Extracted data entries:

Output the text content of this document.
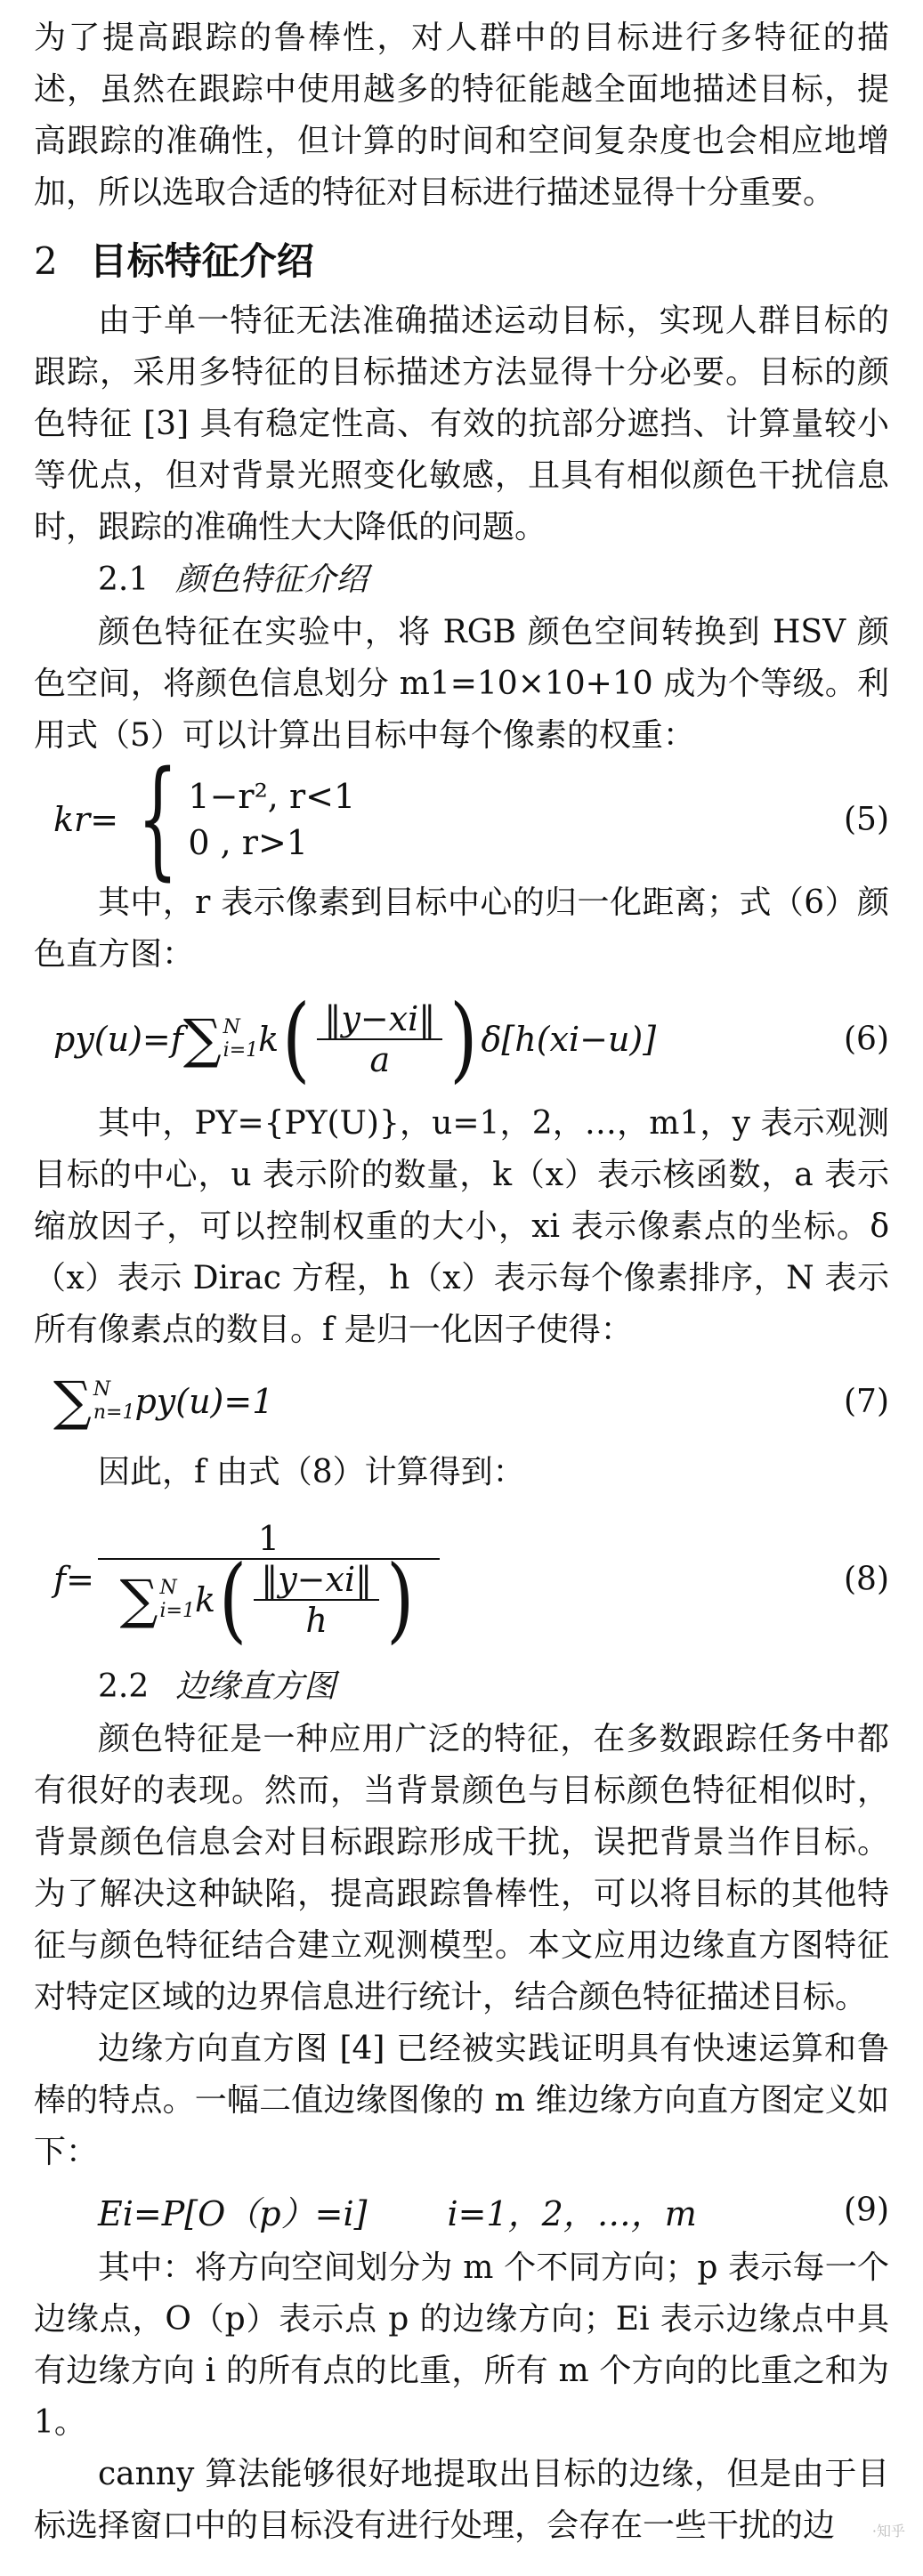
为了提高跟踪的鲁棒性，对人群中的目标进行多特征的描述，虽然在跟踪中使用越多的特征能越全面地描述目标，提高跟踪的准确性，但计算的时间和空间复杂度也会相应地增加，所以选取合适的特征对目标进行描述显得十分重要。

2 目标特征介绍

由于单一特征无法准确描述运动目标，实现人群目标的跟踪，采用多特征的目标描述方法显得十分必要。目标的颜色特征 [3] 具有稳定性高、有效的抗部分遮挡、计算量较小等优点，但对背景光照变化敏感，且具有相似颜色干扰信息时，跟踪的准确性大大降低的问题。

2.1 颜色特征介绍

颜色特征在实验中，将 RGB 颜色空间转换到 HSV 颜色空间，将颜色信息划分 m1=10×10+10 成为个等级。利用式（5）可以计算出目标中每个像素的权重：

kr= { 1−r², r<1
0 , r>1
(5)

其中，r 表示像素到目标中心的归一化距离；式（6）颜色直方图：

py(u)=f ∑ N
i=1 k ( $\frac{‖y-xi‖}{a}$ ) δ[h(xi−u)]	(6)

其中，PY={PY(U)}，u=1，2，…，m1，y 表示观测目标的中心，u 表示阶的数量，k（x）表示核函数，a 表示缩放因子，可以控制权重的大小，xi 表示像素点的坐标。δ（x）表示 Dirac 方程，h（x）表示每个像素排序，N 表示所有像素点的数目。f 是归一化因子使得：

∑ N
n=1 py(u)=1	(7)

因此，f 由式（8）计算得到：

f=
1
∑ N
i=1 k ( $\frac{‖y-xi‖}{h}$ )	(8)
2.2 边缘直方图

颜色特征是一种应用广泛的特征，在多数跟踪任务中都有很好的表现。然而，当背景颜色与目标颜色特征相似时，背景颜色信息会对目标跟踪形成干扰，误把背景当作目标。为了解决这种缺陷，提高跟踪鲁棒性，可以将目标的其他特征与颜色特征结合建立观测模型。本文应用边缘直方图特征对特定区域的边界信息进行统计，结合颜色特征描述目标。

边缘方向直方图 [4] 已经被实践证明具有快速运算和鲁棒的特点。一幅二值边缘图像的 m 维边缘方向直方图定义如下：

Ei=P[O（p）=i] i=1，2，…，m	(9)

其中：将方向空间划分为 m 个不同方向；p 表示每一个边缘点，O（p）表示点 p 的边缘方向；Ei 表示边缘点中具有边缘方向 i 的所有点的比重，所有 m 个方向的比重之和为 1。

canny 算法能够很好地提取出目标的边缘，但是由于目标选择窗口中的目标没有进行处理，会存在一些干扰的边	·知乎
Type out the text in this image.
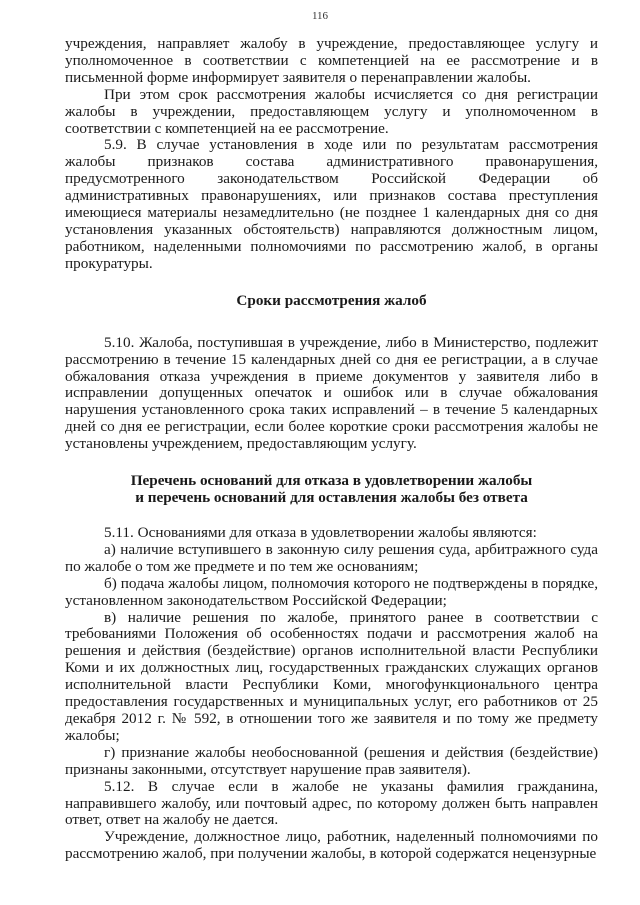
116

учреждения, направляет жалобу в учреждение, предоставляющее услугу и уполномоченное в соответствии с компетенцией на ее рассмотрение и в письменной форме информирует заявителя о перенаправлении жалобы.

При этом срок рассмотрения жалобы исчисляется со дня регистрации жалобы в учреждении, предоставляющем услугу и уполномоченном в соответствии с компетенцией на ее рассмотрение.

5.9. В случае установления в ходе или по результатам рассмотрения жалобы признаков состава административного правонарушения, предусмотренного законодательством Российской Федерации об административных правонарушениях, или признаков состава преступления имеющиеся материалы незамедлительно (не позднее 1 календарных дня со дня установления указанных обстоятельств) направляются должностным лицом, работником, наделенными полномочиями по рассмотрению жалоб, в органы прокуратуры.

Сроки рассмотрения жалоб

5.10. Жалоба, поступившая в учреждение, либо в Министерство, подлежит рассмотрению в течение 15 календарных дней со дня ее регистрации, а в случае обжалования отказа учреждения в приеме документов у заявителя либо в исправлении допущенных опечаток и ошибок или в случае обжалования нарушения установленного срока таких исправлений – в течение 5 календарных дней со дня ее регистрации, если более короткие сроки рассмотрения жалобы не установлены учреждением, предоставляющим услугу.

Перечень оснований для отказа в удовлетворении жалобы
и перечень оснований для оставления жалобы без ответа

5.11. Основаниями для отказа в удовлетворении жалобы являются:

а) наличие вступившего в законную силу решения суда, арбитражного суда по жалобе о том же предмете и по тем же основаниям;

б) подача жалобы лицом, полномочия которого не подтверждены в порядке, установленном законодательством Российской Федерации;

в) наличие решения по жалобе, принятого ранее в соответствии с требованиями Положения об особенностях подачи и рассмотрения жалоб на решения и действия (бездействие) органов исполнительной власти Республики Коми и их должностных лиц, государственных гражданских служащих органов исполнительной власти Республики Коми, многофункционального центра предоставления государственных и муниципальных услуг, его работников от 25 декабря 2012 г. № 592, в отношении того же заявителя и по тому же предмету жалобы;

г) признание жалобы необоснованной (решения и действия (бездействие) признаны законными, отсутствует нарушение прав заявителя).

5.12. В случае если в жалобе не указаны фамилия гражданина, направившего жалобу, или почтовый адрес, по которому должен быть направлен ответ, ответ на жалобу не дается.

Учреждение, должностное лицо, работник, наделенный полномочиями по рассмотрению жалоб, при получении жалобы, в которой содержатся нецензурные
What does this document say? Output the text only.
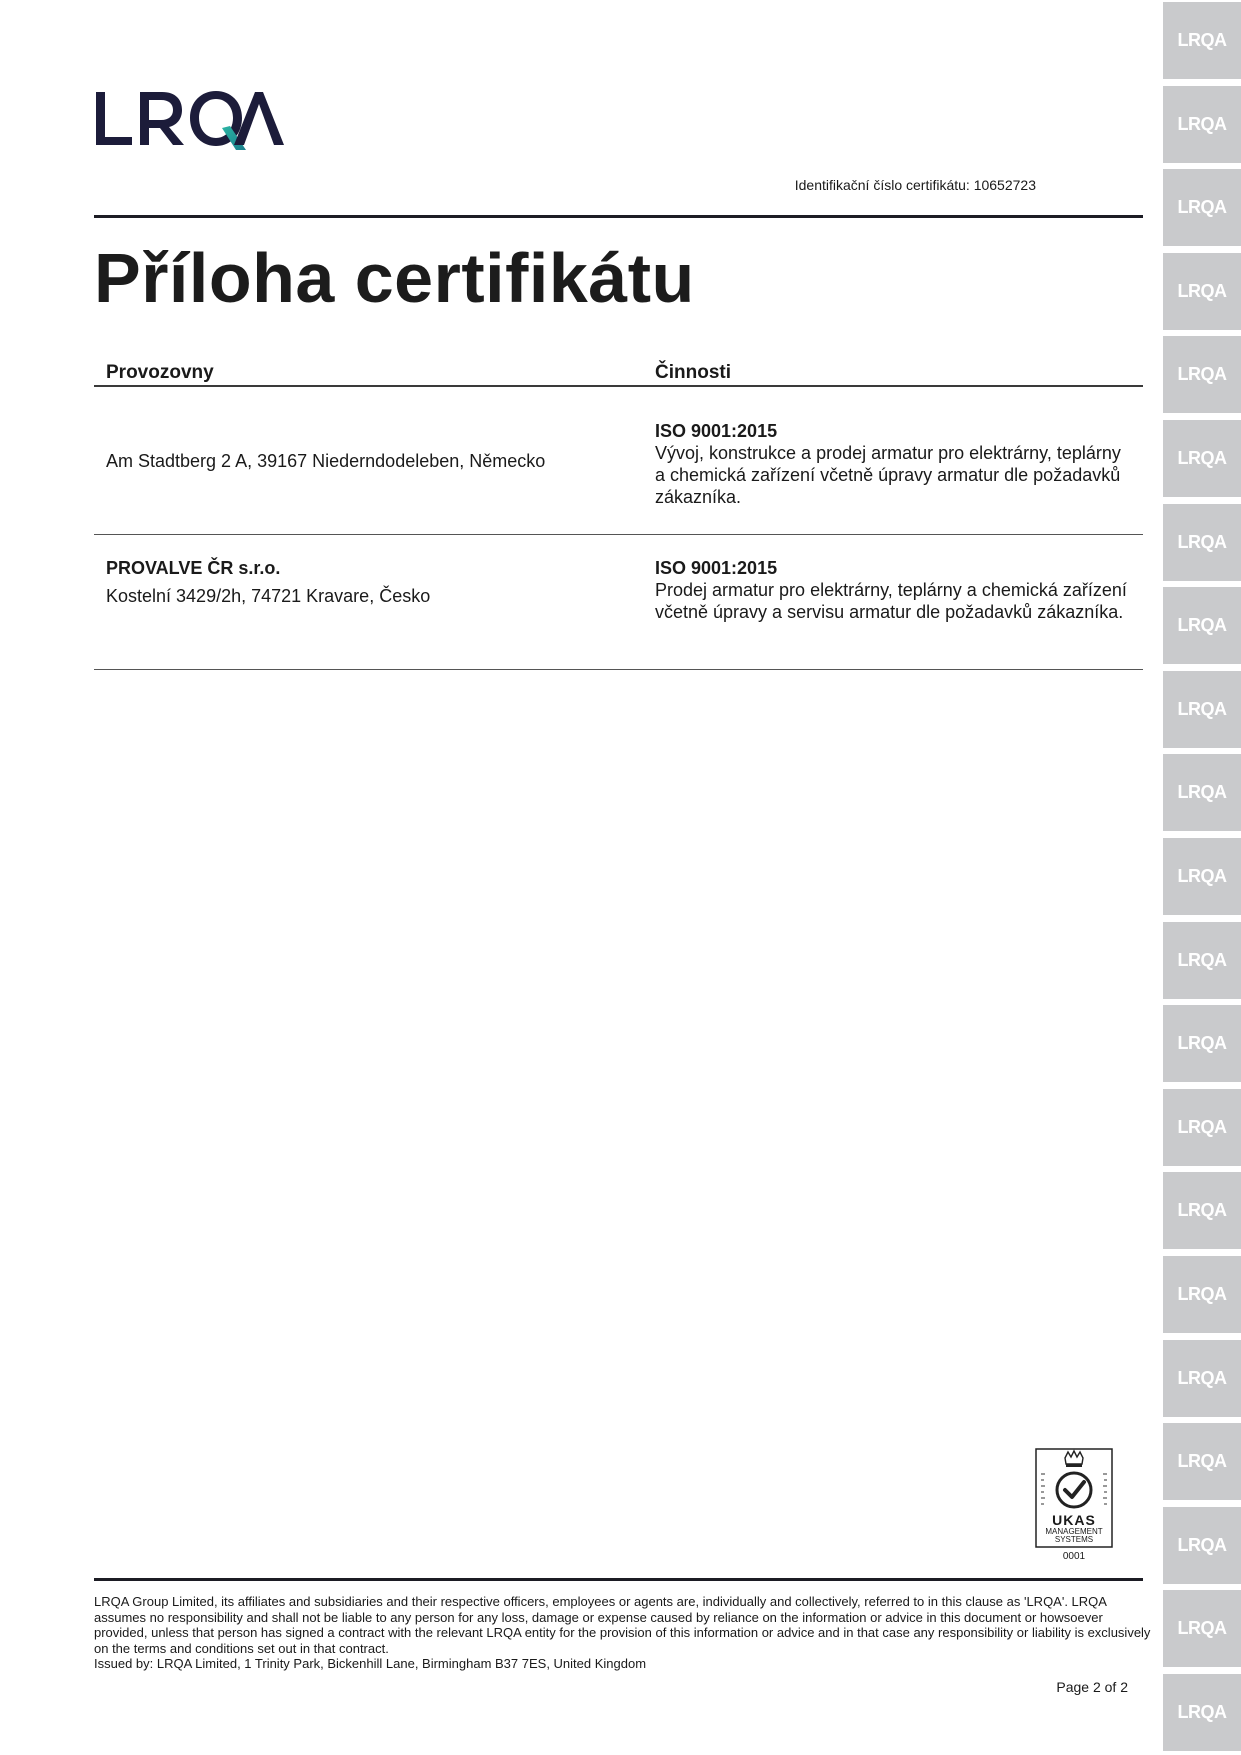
Identifikační číslo certifikátu: 10652723
Příloha certifikátu
Provozovny	Činnosti
Am Stadtberg 2 A, 39167 Niederndodeleben, Německo
ISO 9001:2015
Vývoj, konstrukce a prodej armatur pro elektrárny, teplárny a chemická zařízení včetně úpravy armatur dle požadavků zákazníka.
PROVALVE ČR s.r.o.
Kostelní 3429/2h, 74721 Kravare, Česko
ISO 9001:2015
Prodej armatur pro elektrárny, teplárny a chemická zařízení včetně úpravy a servisu armatur dle požadavků zákazníka.
UKAS
MANAGEMENT
SYSTEMS
0001

LRQA Group Limited, its affiliates and subsidiaries and their respective officers, employees or agents are, individually and collectively, referred to in this clause as 'LRQA'. LRQA assumes no responsibility and shall not be liable to any person for any loss, damage or expense caused by reliance on the information or advice in this document or howsoever provided, unless that person has signed a contract with the relevant LRQA entity for the provision of this information or advice and in that case any responsibility or liability is exclusively on the terms and conditions set out in that contract.

Issued by: LRQA Limited, 1 Trinity Park, Bickenhill Lane, Birmingham B37 7ES, United Kingdom

Page 2 of 2
LRQA
LRQA
LRQA
LRQA
LRQA
LRQA
LRQA
LRQA
LRQA
LRQA
LRQA
LRQA
LRQA
LRQA
LRQA
LRQA
LRQA
LRQA
LRQA
LRQA
LRQA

== What to produce ==
State how many lines of the listing above hold the word "včetně", with nothing but the number.

== Output of the task ==
2